Exercise directions:
Please count the lines in the entries below that contain the word "Insights", and reply with only that number.

Dataset:
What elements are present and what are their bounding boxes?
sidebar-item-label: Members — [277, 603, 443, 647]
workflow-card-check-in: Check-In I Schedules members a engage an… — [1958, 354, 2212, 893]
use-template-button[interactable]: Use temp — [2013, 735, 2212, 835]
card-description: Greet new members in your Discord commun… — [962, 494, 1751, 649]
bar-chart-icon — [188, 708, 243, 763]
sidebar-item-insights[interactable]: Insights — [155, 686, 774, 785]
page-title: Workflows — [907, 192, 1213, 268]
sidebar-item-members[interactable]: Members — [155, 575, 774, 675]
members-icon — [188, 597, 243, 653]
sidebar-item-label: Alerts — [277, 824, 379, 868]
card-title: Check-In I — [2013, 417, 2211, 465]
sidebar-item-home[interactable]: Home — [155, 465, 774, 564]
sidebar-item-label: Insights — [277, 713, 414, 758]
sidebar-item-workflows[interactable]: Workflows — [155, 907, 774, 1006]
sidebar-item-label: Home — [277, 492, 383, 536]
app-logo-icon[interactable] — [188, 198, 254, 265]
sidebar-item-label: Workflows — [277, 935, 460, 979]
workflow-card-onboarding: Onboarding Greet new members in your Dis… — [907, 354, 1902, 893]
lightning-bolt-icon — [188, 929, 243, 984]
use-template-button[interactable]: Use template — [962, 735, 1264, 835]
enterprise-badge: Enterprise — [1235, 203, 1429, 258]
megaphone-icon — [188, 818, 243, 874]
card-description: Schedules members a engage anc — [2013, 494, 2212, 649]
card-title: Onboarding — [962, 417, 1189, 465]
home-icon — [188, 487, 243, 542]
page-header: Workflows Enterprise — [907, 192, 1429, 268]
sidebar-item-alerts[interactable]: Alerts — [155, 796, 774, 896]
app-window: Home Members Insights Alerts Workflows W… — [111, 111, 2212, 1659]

Response to the exercise:
3